■ YOUR INSTRUCTIONS: Set down every line of the data that follows verbatim, keeping the original order.

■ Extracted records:

- - - - -

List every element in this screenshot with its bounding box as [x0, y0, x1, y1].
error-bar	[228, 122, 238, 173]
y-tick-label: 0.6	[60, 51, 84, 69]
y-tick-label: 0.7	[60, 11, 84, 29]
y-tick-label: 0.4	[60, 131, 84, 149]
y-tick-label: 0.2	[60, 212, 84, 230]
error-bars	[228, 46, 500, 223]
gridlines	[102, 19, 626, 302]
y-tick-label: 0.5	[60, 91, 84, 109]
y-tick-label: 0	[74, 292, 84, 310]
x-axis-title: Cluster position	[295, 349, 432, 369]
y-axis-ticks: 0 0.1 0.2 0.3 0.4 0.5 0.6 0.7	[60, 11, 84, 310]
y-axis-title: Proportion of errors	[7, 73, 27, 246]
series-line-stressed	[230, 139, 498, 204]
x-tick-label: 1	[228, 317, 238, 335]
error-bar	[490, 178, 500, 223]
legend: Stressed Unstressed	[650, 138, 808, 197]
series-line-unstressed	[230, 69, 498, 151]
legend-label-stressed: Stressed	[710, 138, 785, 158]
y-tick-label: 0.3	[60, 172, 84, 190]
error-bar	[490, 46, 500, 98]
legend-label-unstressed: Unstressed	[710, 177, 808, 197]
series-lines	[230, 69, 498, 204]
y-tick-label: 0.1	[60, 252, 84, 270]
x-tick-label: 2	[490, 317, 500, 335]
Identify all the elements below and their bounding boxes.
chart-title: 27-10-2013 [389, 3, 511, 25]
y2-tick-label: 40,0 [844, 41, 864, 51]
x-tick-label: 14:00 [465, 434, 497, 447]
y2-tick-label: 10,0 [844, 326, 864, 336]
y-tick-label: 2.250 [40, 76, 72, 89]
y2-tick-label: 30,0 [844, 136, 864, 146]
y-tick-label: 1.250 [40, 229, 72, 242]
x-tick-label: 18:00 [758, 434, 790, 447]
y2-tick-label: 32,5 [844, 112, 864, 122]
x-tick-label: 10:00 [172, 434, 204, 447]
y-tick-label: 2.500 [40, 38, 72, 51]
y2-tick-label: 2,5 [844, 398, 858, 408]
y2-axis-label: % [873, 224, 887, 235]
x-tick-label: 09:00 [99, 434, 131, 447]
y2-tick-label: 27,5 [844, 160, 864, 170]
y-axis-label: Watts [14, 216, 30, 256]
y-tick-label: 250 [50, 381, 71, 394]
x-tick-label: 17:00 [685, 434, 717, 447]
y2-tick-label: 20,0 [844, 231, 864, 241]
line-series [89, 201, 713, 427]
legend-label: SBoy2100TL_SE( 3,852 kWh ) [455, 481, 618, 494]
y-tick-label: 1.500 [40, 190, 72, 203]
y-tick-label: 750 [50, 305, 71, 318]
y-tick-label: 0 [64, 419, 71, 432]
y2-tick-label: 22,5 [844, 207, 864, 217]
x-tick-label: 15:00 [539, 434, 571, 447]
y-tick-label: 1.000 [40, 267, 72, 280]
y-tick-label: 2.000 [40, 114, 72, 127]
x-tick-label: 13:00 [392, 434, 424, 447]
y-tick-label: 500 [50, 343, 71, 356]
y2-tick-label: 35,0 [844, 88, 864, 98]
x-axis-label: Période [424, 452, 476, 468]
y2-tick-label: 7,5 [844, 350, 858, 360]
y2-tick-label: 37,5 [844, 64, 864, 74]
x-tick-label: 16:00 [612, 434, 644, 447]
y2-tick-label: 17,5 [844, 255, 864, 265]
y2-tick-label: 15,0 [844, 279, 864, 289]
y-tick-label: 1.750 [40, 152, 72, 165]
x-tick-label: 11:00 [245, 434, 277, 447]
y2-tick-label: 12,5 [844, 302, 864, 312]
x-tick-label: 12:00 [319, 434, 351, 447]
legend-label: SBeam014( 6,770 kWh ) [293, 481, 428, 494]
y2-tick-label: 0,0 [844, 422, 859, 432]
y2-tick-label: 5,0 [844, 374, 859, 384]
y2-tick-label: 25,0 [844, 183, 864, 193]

- - - - -

■ TASK SOLUTION:
List every element in this screenshot with its bounding box as [x0, y0, x1, y1].
error-bar	[228, 122, 238, 173]
y-tick-label: 0.6	[60, 51, 84, 69]
y-tick-label: 0.7	[60, 11, 84, 29]
y-tick-label: 0.4	[60, 131, 84, 149]
y-tick-label: 0.2	[60, 212, 84, 230]
error-bars	[228, 46, 500, 223]
gridlines	[102, 19, 626, 302]
y-tick-label: 0.5	[60, 91, 84, 109]
y-tick-label: 0	[74, 292, 84, 310]
x-axis-title: Cluster position	[295, 349, 432, 369]
y-axis-ticks: 0 0.1 0.2 0.3 0.4 0.5 0.6 0.7	[60, 11, 84, 310]
y-axis-title: Proportion of errors	[7, 73, 27, 246]
series-line-stressed	[230, 139, 498, 204]
x-tick-label: 1	[228, 317, 238, 335]
error-bar	[490, 178, 500, 223]
legend: Stressed Unstressed	[650, 138, 808, 197]
series-line-unstressed	[230, 69, 498, 151]
legend-label-stressed: Stressed	[710, 138, 785, 158]
y-tick-label: 0.3	[60, 172, 84, 190]
error-bar	[490, 46, 500, 98]
legend-label-unstressed: Unstressed	[710, 177, 808, 197]
series-lines	[230, 69, 498, 204]
y-tick-label: 0.1	[60, 252, 84, 270]
x-tick-label: 2	[490, 317, 500, 335]
Identify all the elements below and their bounding boxes.
chart-title: 27-10-2013 [389, 3, 511, 25]
y2-tick-label: 40,0 [844, 41, 864, 51]
x-tick-label: 14:00 [465, 434, 497, 447]
y2-tick-label: 10,0 [844, 326, 864, 336]
y-tick-label: 2.250 [40, 76, 72, 89]
y2-tick-label: 30,0 [844, 136, 864, 146]
y-tick-label: 1.250 [40, 229, 72, 242]
x-tick-label: 18:00 [758, 434, 790, 447]
y2-tick-label: 32,5 [844, 112, 864, 122]
x-tick-label: 10:00 [172, 434, 204, 447]
y-tick-label: 2.500 [40, 38, 72, 51]
y2-tick-label: 2,5 [844, 398, 858, 408]
y2-axis-label: % [873, 224, 887, 235]
x-tick-label: 09:00 [99, 434, 131, 447]
y2-tick-label: 27,5 [844, 160, 864, 170]
y-axis-label: Watts [14, 216, 30, 256]
y-tick-label: 250 [50, 381, 71, 394]
x-tick-label: 17:00 [685, 434, 717, 447]
y2-tick-label: 20,0 [844, 231, 864, 241]
line-series [89, 201, 713, 427]
legend-label: SBoy2100TL_SE( 3,852 kWh ) [455, 481, 618, 494]
y-tick-label: 1.500 [40, 190, 72, 203]
y-tick-label: 750 [50, 305, 71, 318]
y-tick-label: 0 [64, 419, 71, 432]
y2-tick-label: 22,5 [844, 207, 864, 217]
x-tick-label: 15:00 [539, 434, 571, 447]
y-tick-label: 1.000 [40, 267, 72, 280]
y-tick-label: 2.000 [40, 114, 72, 127]
x-tick-label: 13:00 [392, 434, 424, 447]
y-tick-label: 500 [50, 343, 71, 356]
y2-tick-label: 35,0 [844, 88, 864, 98]
x-axis-label: Période [424, 452, 476, 468]
y2-tick-label: 7,5 [844, 350, 858, 360]
y2-tick-label: 37,5 [844, 64, 864, 74]
x-tick-label: 16:00 [612, 434, 644, 447]
y2-tick-label: 17,5 [844, 255, 864, 265]
y2-tick-label: 15,0 [844, 279, 864, 289]
y-tick-label: 1.750 [40, 152, 72, 165]
x-tick-label: 11:00 [245, 434, 277, 447]
y2-tick-label: 12,5 [844, 302, 864, 312]
x-tick-label: 12:00 [319, 434, 351, 447]
legend-label: SBeam014( 6,770 kWh ) [293, 481, 428, 494]
y2-tick-label: 0,0 [844, 422, 859, 432]
y2-tick-label: 5,0 [844, 374, 859, 384]
y2-tick-label: 25,0 [844, 183, 864, 193]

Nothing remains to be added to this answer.